#### EXERCISE:
Extract, from the records beneath this instruction, each line that contains the word "signal".

#### GIVEN DATA:

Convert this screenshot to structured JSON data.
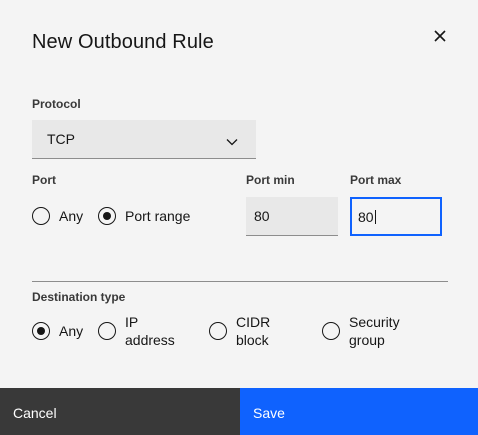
{
  "modal": {
    "title": "New Outbound Rule",
    "close_icon": "close-icon"
  },
  "protocol": {
    "label": "Protocol",
    "selected": "TCP",
    "chevron_icon": "chevron-down-icon"
  },
  "port": {
    "label": "Port",
    "options": [
      "Any",
      "Port range"
    ],
    "selected": "Port range",
    "min_label": "Port min",
    "min_value": "80",
    "max_label": "Port max",
    "max_value": "80"
  },
  "destination": {
    "label": "Destination type",
    "options": [
      {
        "line1": "Any",
        "line2": ""
      },
      {
        "line1": "IP",
        "line2": "address"
      },
      {
        "line1": "CIDR",
        "line2": "block"
      },
      {
        "line1": "Security",
        "line2": "group"
      }
    ],
    "selected": "Any"
  },
  "footer": {
    "cancel_label": "Cancel",
    "save_label": "Save"
  },
  "colors": {
    "primary": "#0f62fe",
    "secondary": "#393939",
    "background": "#f4f4f4",
    "field": "#e8e8e8"
  }
}
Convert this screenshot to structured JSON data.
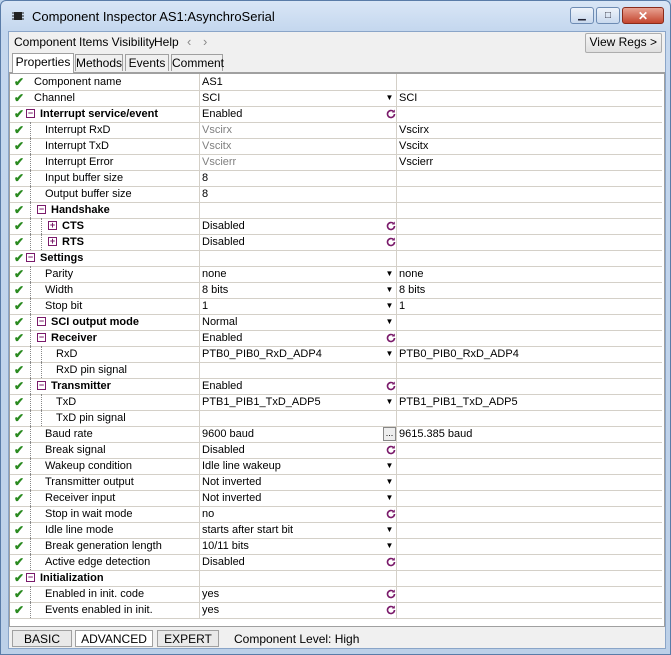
{
  "window": {
    "title": "Component Inspector AS1:AsynchroSerial"
  },
  "menu": [
    "Component",
    "Items Visibility",
    "Help"
  ],
  "toolbar": {
    "view_regs": "View Regs >"
  },
  "tabs": [
    "Properties",
    "Methods",
    "Events",
    "Comment"
  ],
  "rows": [
    {
      "indent": 0,
      "type": "prop",
      "name": "Component name",
      "value": "AS1",
      "ctrl": "",
      "info": ""
    },
    {
      "indent": 0,
      "type": "prop",
      "name": "Channel",
      "value": "SCI",
      "ctrl": "dropdown",
      "info": "SCI"
    },
    {
      "indent": 0,
      "type": "group",
      "expand": "minus",
      "name": "Interrupt service/event",
      "value": "Enabled",
      "ctrl": "reset",
      "info": ""
    },
    {
      "indent": 1,
      "type": "prop",
      "name": "Interrupt RxD",
      "value": "Vscirx",
      "gray": true,
      "ctrl": "",
      "info": "Vscirx"
    },
    {
      "indent": 1,
      "type": "prop",
      "name": "Interrupt TxD",
      "value": "Vscitx",
      "gray": true,
      "ctrl": "",
      "info": "Vscitx"
    },
    {
      "indent": 1,
      "type": "prop",
      "name": "Interrupt Error",
      "value": "Vscierr",
      "gray": true,
      "ctrl": "",
      "info": "Vscierr"
    },
    {
      "indent": 1,
      "type": "prop",
      "name": "Input buffer size",
      "value": "8",
      "ctrl": "",
      "info": ""
    },
    {
      "indent": 1,
      "type": "prop",
      "name": "Output buffer size",
      "value": "8",
      "ctrl": "",
      "info": ""
    },
    {
      "indent": 1,
      "type": "group",
      "expand": "minus",
      "name": "Handshake",
      "value": "",
      "ctrl": "",
      "info": ""
    },
    {
      "indent": 2,
      "type": "group",
      "expand": "plus",
      "name": "CTS",
      "value": "Disabled",
      "ctrl": "reset",
      "info": ""
    },
    {
      "indent": 2,
      "type": "group",
      "expand": "plus",
      "name": "RTS",
      "value": "Disabled",
      "ctrl": "reset",
      "info": ""
    },
    {
      "indent": 0,
      "type": "group",
      "expand": "minus",
      "name": "Settings",
      "value": "",
      "ctrl": "",
      "info": ""
    },
    {
      "indent": 1,
      "type": "prop",
      "name": "Parity",
      "value": "none",
      "ctrl": "dropdown",
      "info": "none"
    },
    {
      "indent": 1,
      "type": "prop",
      "name": "Width",
      "value": "8 bits",
      "ctrl": "dropdown",
      "info": "8 bits"
    },
    {
      "indent": 1,
      "type": "prop",
      "name": "Stop bit",
      "value": "1",
      "ctrl": "dropdown",
      "info": "1"
    },
    {
      "indent": 1,
      "type": "group",
      "expand": "minus",
      "name": "SCI output mode",
      "value": "Normal",
      "ctrl": "dropdown",
      "info": ""
    },
    {
      "indent": 1,
      "type": "group",
      "expand": "minus",
      "name": "Receiver",
      "value": "Enabled",
      "ctrl": "reset",
      "info": ""
    },
    {
      "indent": 2,
      "type": "prop",
      "name": "RxD",
      "value": "PTB0_PIB0_RxD_ADP4",
      "ctrl": "dropdown",
      "info": "PTB0_PIB0_RxD_ADP4"
    },
    {
      "indent": 2,
      "type": "prop",
      "name": "RxD pin signal",
      "value": "",
      "ctrl": "",
      "info": ""
    },
    {
      "indent": 1,
      "type": "group",
      "expand": "minus",
      "name": "Transmitter",
      "value": "Enabled",
      "ctrl": "reset",
      "info": ""
    },
    {
      "indent": 2,
      "type": "prop",
      "name": "TxD",
      "value": "PTB1_PIB1_TxD_ADP5",
      "ctrl": "dropdown",
      "info": "PTB1_PIB1_TxD_ADP5"
    },
    {
      "indent": 2,
      "type": "prop",
      "name": "TxD pin signal",
      "value": "",
      "ctrl": "",
      "info": ""
    },
    {
      "indent": 1,
      "type": "prop",
      "name": "Baud rate",
      "value": "9600 baud",
      "ctrl": "dots",
      "info": "9615.385 baud"
    },
    {
      "indent": 1,
      "type": "prop",
      "name": "Break signal",
      "value": "Disabled",
      "ctrl": "reset",
      "info": ""
    },
    {
      "indent": 1,
      "type": "prop",
      "name": "Wakeup condition",
      "value": "Idle line wakeup",
      "ctrl": "dropdown",
      "info": ""
    },
    {
      "indent": 1,
      "type": "prop",
      "name": "Transmitter output",
      "value": "Not inverted",
      "ctrl": "dropdown",
      "info": ""
    },
    {
      "indent": 1,
      "type": "prop",
      "name": "Receiver input",
      "value": "Not inverted",
      "ctrl": "dropdown",
      "info": ""
    },
    {
      "indent": 1,
      "type": "prop",
      "name": "Stop in wait mode",
      "value": "no",
      "ctrl": "reset",
      "info": ""
    },
    {
      "indent": 1,
      "type": "prop",
      "name": "Idle line mode",
      "value": "starts after start bit",
      "ctrl": "dropdown",
      "info": ""
    },
    {
      "indent": 1,
      "type": "prop",
      "name": "Break generation length",
      "value": "10/11 bits",
      "ctrl": "dropdown",
      "info": ""
    },
    {
      "indent": 1,
      "type": "prop",
      "name": "Active edge detection",
      "value": "Disabled",
      "ctrl": "reset",
      "info": ""
    },
    {
      "indent": 0,
      "type": "group",
      "expand": "minus",
      "name": "Initialization",
      "value": "",
      "ctrl": "",
      "info": ""
    },
    {
      "indent": 1,
      "type": "prop",
      "name": "Enabled in init. code",
      "value": "yes",
      "ctrl": "reset",
      "info": ""
    },
    {
      "indent": 1,
      "type": "prop",
      "name": "Events enabled in init.",
      "value": "yes",
      "ctrl": "reset",
      "info": ""
    }
  ],
  "bottom_tabs": [
    "BASIC",
    "ADVANCED",
    "EXPERT"
  ],
  "component_level": "Component Level: High"
}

#### ANSWER TO THIS TASK:
      "name": "RxD pin signal",
      "name": "TxD pin signal",
      "name": "Break signal",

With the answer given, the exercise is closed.